What you want to see (and where to see it)
From most-glanceable to most-detailed:
Lock Screen widget — for your phone face-up on the dash
The widget shows level + runtime estimate + flow state. Color-coded green when charging from solar / AC, orange when Starlink is draining it. You don't unlock your phone to see whether the battery's holding steady; you just look.
Live Activity — for active travel days
When the app schedules a Live Activity, it sits on your Lock Screen and in the Dynamic Island while it's active. You see live wattage and time-to-full or time-remaining without entering the app at all.
Dashboard — for the deep dive
Open the app for the full picture: capacity, level, voltage, current, USB-C state, DC state, port temperature, runtime estimate. Updates are streamed from BLE notifications, not polled — so the numbers move as fast as your battery's firmware updates them, which is roughly once per second.
Power limits that protect Starlink
Starlink Mini ships with a 12V DC barrel cable, but you can also run it from USB-C PD at the right voltage. If you're running USB-C, the Link-Power lets you cap the output power so you don't accidentally exceed Starlink's spec.
From the app, head to Power Limits and set:
- Output limit — the maximum wattage the USB-C port will deliver. Set this conservatively (45W or 60W) for Starlink Mini.
- Runtime limit— optional. Auto-cuts power after a configured runtime so you don't accidentally drain the whole battery overnight.
Limits persist on the battery itself, so they're enforced whether or not your phone is connected.
Remote DC cycling — without leaving the front seat
Starlink Mini sometimes needs a power cycle when service drops. Normally you'd crawl back, unplug the barrel cable, plug it in again, wait. With Companion you tap DC Port → Off, wait 5 seconds, tap On. Done.
This is the kind of thing that's minor on day one and feels essential by day thirty.
Scheduled on/off — for solar-powered overnight setups
If you're running Starlink Mini off a Link-Power that recharges from a solar panel during the day, you probably want to notdrain the battery overnight when you're asleep and not using the internet.

**DATASET EXTRACT**
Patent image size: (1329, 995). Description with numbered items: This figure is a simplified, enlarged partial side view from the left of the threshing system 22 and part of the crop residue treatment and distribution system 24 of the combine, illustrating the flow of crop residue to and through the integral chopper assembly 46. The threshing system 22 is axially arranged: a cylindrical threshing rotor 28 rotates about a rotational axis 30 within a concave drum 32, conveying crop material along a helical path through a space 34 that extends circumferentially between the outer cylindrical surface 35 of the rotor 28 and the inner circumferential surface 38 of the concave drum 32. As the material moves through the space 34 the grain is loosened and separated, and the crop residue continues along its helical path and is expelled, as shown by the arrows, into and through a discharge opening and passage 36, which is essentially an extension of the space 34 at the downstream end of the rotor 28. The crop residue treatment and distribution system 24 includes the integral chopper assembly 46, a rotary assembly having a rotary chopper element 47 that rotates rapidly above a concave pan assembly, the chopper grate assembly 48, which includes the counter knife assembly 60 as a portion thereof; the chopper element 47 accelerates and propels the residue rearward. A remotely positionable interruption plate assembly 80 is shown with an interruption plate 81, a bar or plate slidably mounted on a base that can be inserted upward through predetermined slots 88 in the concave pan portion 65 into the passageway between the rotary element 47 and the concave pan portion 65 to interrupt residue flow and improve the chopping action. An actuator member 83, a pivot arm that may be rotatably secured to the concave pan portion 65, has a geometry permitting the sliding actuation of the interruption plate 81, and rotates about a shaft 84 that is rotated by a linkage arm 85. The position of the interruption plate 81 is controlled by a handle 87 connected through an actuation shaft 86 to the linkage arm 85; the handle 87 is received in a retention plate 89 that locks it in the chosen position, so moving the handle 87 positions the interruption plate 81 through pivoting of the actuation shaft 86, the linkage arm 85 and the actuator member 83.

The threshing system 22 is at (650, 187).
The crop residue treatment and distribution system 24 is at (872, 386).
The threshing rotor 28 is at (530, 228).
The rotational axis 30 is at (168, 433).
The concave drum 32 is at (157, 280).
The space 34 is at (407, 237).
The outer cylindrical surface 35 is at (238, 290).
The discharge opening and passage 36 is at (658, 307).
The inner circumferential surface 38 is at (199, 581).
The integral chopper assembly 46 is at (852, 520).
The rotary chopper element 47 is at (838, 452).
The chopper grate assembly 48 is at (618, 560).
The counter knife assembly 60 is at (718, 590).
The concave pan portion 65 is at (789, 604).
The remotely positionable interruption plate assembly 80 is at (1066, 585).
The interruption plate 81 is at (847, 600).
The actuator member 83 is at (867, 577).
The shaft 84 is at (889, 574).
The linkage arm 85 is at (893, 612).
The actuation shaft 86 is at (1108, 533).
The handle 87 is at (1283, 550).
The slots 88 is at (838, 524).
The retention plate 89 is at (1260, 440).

**EXERCISE DESCRIPTION**
Answer these from the Starlink power guide:
1. What color is the Lock Screen widget when Starlink is draining the battery?
2. About how often does the battery's firmware update the numbers on the dashboard?
3. When power cycling Starlink Mini from the app, how long do you wait between tapping Off and tapping On?

**WRITTEN RESPONSE**
1. Orange.
2. Roughly once per second.
3. 5 seconds.